**The request**
Repeat every entry word for word, but leave the images out of your copy.

**Record set**
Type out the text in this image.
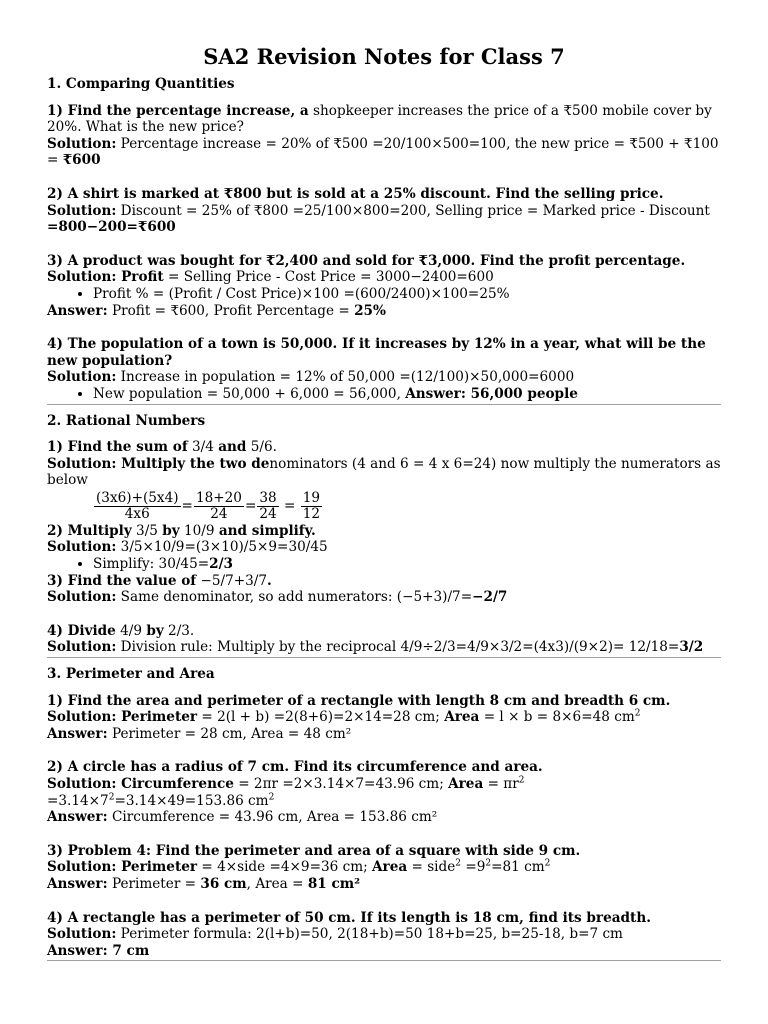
SA2 Revision Notes for Class 7
1. Comparing Quantities

1) Find the percentage increase, a shopkeeper increases the price of a ₹500 mobile cover by 20%. What is the new price?

Solution: Percentage increase = 20% of ₹500 =20/100×500=100, the new price = ₹500 + ₹100 = ₹600

2) A shirt is marked at ₹800 but is sold at a 25% discount. Find the selling price.

Solution: Discount = 25% of ₹800 =25/100×800=200, Selling price = Marked price - Discount

=800−200=₹600

3) A product was bought for ₹2,400 and sold for ₹3,000. Find the profit percentage.

Solution: Profit = Selling Price - Cost Price = 3000−2400=600

• Profit % = (Profit / Cost Price)×100 =(600/2400)×100=25%

Answer: Profit = ₹600, Profit Percentage = 25%

4) The population of a town is 50,000. If it increases by 12% in a year, what will be the new population?

Solution: Increase in population = 12% of 50,000 =(12/100)×50,000=6000

• New population = 50,000 + 6,000 = 56,000, Answer: 56,000 people
2. Rational Numbers

1) Find the sum of 3/4 and 5/6.

Solution: Multiply the two denominators (4 and 6 = 4 x 6=24) now multiply the numerators as below

$\frac{(3x6)+(5x4)}{4x6} = \frac{18+20}{24} = \frac{38}{24} = \frac{19}{12}$

2) Multiply 3/5 by 10/9 and simplify.

Solution: 3/5×10/9=(3×10)/5×9=30/45

• Simplify: 30/45=2/3

3) Find the value of −5/7+3/7.

Solution: Same denominator, so add numerators: (−5+3)/7=−2/7

4) Divide 4/9 by 2/3.

Solution: Division rule: Multiply by the reciprocal 4/9÷2/3=4/9×3/2=(4x3)/(9×2)= 12/18=3/2

3. Perimeter and Area

1) Find the area and perimeter of a rectangle with length 8 cm and breadth 6 cm.

Solution: Perimeter = 2(l + b) =2(8+6)=2×14=28 cm; Area = l × b = 8×6=48 $cm^2$

Answer: Perimeter = 28 cm, Area = 48 cm²

2) A circle has a radius of 7 cm. Find its circumference and area.

Solution: Circumference = 2πr =2×3.14×7=43.96 cm; Area = $\pi r^2 =3.14\times 7^2=3.14\times 49=153.86$ $cm^2$

Answer: Circumference = 43.96 cm, Area = 153.86 cm²

3) Problem 4: Find the perimeter and area of a square with side 9 cm.

Solution: Perimeter = 4×side =4×9=36 cm; Area = side$^2$ $=9^2=81$ $cm^2$

Answer: Perimeter = 36 cm, Area = 81 cm²

4) A rectangle has a perimeter of 50 cm. If its length is 18 cm, find its breadth.

Solution: Perimeter formula: 2(l+b)=50, 2(18+b)=50 18+b=25, b=25-18, b=7 cm

Answer: 7 cm
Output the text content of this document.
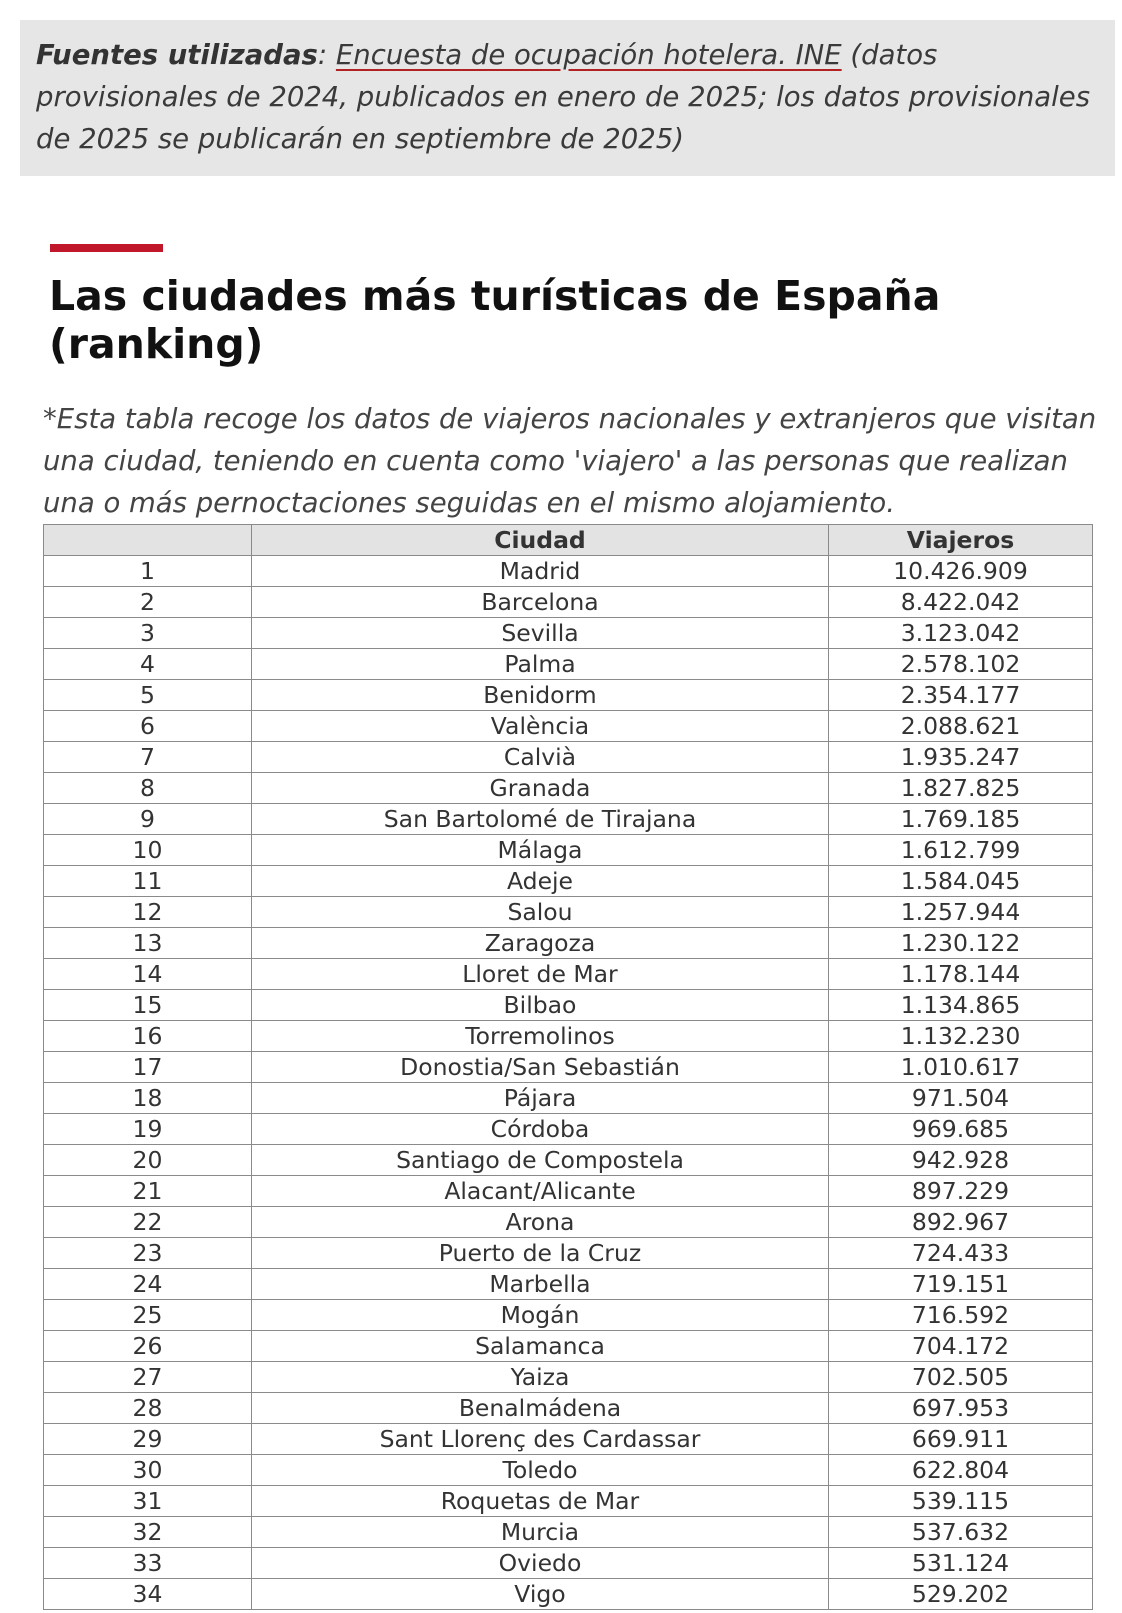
Fuentes utilizadas: Encuesta de ocupación hotelera. INE (datos provisionales de 2024, publicados en enero de 2025; los datos provisionales de 2025 se publicarán en septiembre de 2025)

Las ciudades más turísticas de España (ranking)

*Esta tabla recoge los datos de viajeros nacionales y extranjeros que visitan una ciudad, teniendo en cuenta como 'viajero' a las personas que realizan una o más pernoctaciones seguidas en el mismo alojamiento.

	Ciudad	Viajeros
1	Madrid	10.426.909
2	Barcelona	8.422.042
3	Sevilla	3.123.042
4	Palma	2.578.102
5	Benidorm	2.354.177
6	València	2.088.621
7	Calvià	1.935.247
8	Granada	1.827.825
9	San Bartolomé de Tirajana	1.769.185
10	Málaga	1.612.799
11	Adeje	1.584.045
12	Salou	1.257.944
13	Zaragoza	1.230.122
14	Lloret de Mar	1.178.144
15	Bilbao	1.134.865
16	Torremolinos	1.132.230
17	Donostia/San Sebastián	1.010.617
18	Pájara	971.504
19	Córdoba	969.685
20	Santiago de Compostela	942.928
21	Alacant/Alicante	897.229
22	Arona	892.967
23	Puerto de la Cruz	724.433
24	Marbella	719.151
25	Mogán	716.592
26	Salamanca	704.172
27	Yaiza	702.505
28	Benalmádena	697.953
29	Sant Llorenç des Cardassar	669.911
30	Toledo	622.804
31	Roquetas de Mar	539.115
32	Murcia	537.632
33	Oviedo	531.124
34	Vigo	529.202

**Full answer**
Type out the text in this image.
SA2 Revision Notes for Class 7
1. Comparing Quantities

1) Find the percentage increase, a shopkeeper increases the price of a ₹500 mobile cover by 20%. What is the new price?

Solution: Percentage increase = 20% of ₹500 =20/100×500=100, the new price = ₹500 + ₹100 = ₹600

2) A shirt is marked at ₹800 but is sold at a 25% discount. Find the selling price.

Solution: Discount = 25% of ₹800 =25/100×800=200, Selling price = Marked price - Discount

=800−200=₹600

3) A product was bought for ₹2,400 and sold for ₹3,000. Find the profit percentage.

Solution: Profit = Selling Price - Cost Price = 3000−2400=600

• Profit % = (Profit / Cost Price)×100 =(600/2400)×100=25%

Answer: Profit = ₹600, Profit Percentage = 25%

4) The population of a town is 50,000. If it increases by 12% in a year, what will be the new population?

Solution: Increase in population = 12% of 50,000 =(12/100)×50,000=6000

• New population = 50,000 + 6,000 = 56,000, Answer: 56,000 people
2. Rational Numbers

1) Find the sum of 3/4 and 5/6.

Solution: Multiply the two denominators (4 and 6 = 4 x 6=24) now multiply the numerators as below

$\frac{(3x6)+(5x4)}{4x6} = \frac{18+20}{24} = \frac{38}{24} = \frac{19}{12}$

2) Multiply 3/5 by 10/9 and simplify.

Solution: 3/5×10/9=(3×10)/5×9=30/45

• Simplify: 30/45=2/3

3) Find the value of −5/7+3/7.

Solution: Same denominator, so add numerators: (−5+3)/7=−2/7

4) Divide 4/9 by 2/3.

Solution: Division rule: Multiply by the reciprocal 4/9÷2/3=4/9×3/2=(4x3)/(9×2)= 12/18=3/2

3. Perimeter and Area

1) Find the area and perimeter of a rectangle with length 8 cm and breadth 6 cm.

Solution: Perimeter = 2(l + b) =2(8+6)=2×14=28 cm; Area = l × b = 8×6=48 $cm^2$

Answer: Perimeter = 28 cm, Area = 48 cm²

2) A circle has a radius of 7 cm. Find its circumference and area.

Solution: Circumference = 2πr =2×3.14×7=43.96 cm; Area = $\pi r^2 =3.14\times 7^2=3.14\times 49=153.86$ $cm^2$

Answer: Circumference = 43.96 cm, Area = 153.86 cm²

3) Problem 4: Find the perimeter and area of a square with side 9 cm.

Solution: Perimeter = 4×side =4×9=36 cm; Area = side$^2$ $=9^2=81$ $cm^2$

Answer: Perimeter = 36 cm, Area = 81 cm²

4) A rectangle has a perimeter of 50 cm. If its length is 18 cm, find its breadth.

Solution: Perimeter formula: 2(l+b)=50, 2(18+b)=50 18+b=25, b=25-18, b=7 cm

Answer: 7 cm
Output the text content of this document.
Fuentes utilizadas: Encuesta de ocupación hotelera. INE (datos provisionales de 2024, publicados en enero de 2025; los datos provisionales de 2025 se publicarán en septiembre de 2025)

Las ciudades más turísticas de España (ranking)

*Esta tabla recoge los datos de viajeros nacionales y extranjeros que visitan una ciudad, teniendo en cuenta como 'viajero' a las personas que realizan una o más pernoctaciones seguidas en el mismo alojamiento.

	Ciudad	Viajeros
1	Madrid	10.426.909
2	Barcelona	8.422.042
3	Sevilla	3.123.042
4	Palma	2.578.102
5	Benidorm	2.354.177
6	València	2.088.621
7	Calvià	1.935.247
8	Granada	1.827.825
9	San Bartolomé de Tirajana	1.769.185
10	Málaga	1.612.799
11	Adeje	1.584.045
12	Salou	1.257.944
13	Zaragoza	1.230.122
14	Lloret de Mar	1.178.144
15	Bilbao	1.134.865
16	Torremolinos	1.132.230
17	Donostia/San Sebastián	1.010.617
18	Pájara	971.504
19	Córdoba	969.685
20	Santiago de Compostela	942.928
21	Alacant/Alicante	897.229
22	Arona	892.967
23	Puerto de la Cruz	724.433
24	Marbella	719.151
25	Mogán	716.592
26	Salamanca	704.172
27	Yaiza	702.505
28	Benalmádena	697.953
29	Sant Llorenç des Cardassar	669.911
30	Toledo	622.804
31	Roquetas de Mar	539.115
32	Murcia	537.632
33	Oviedo	531.124
34	Vigo	529.202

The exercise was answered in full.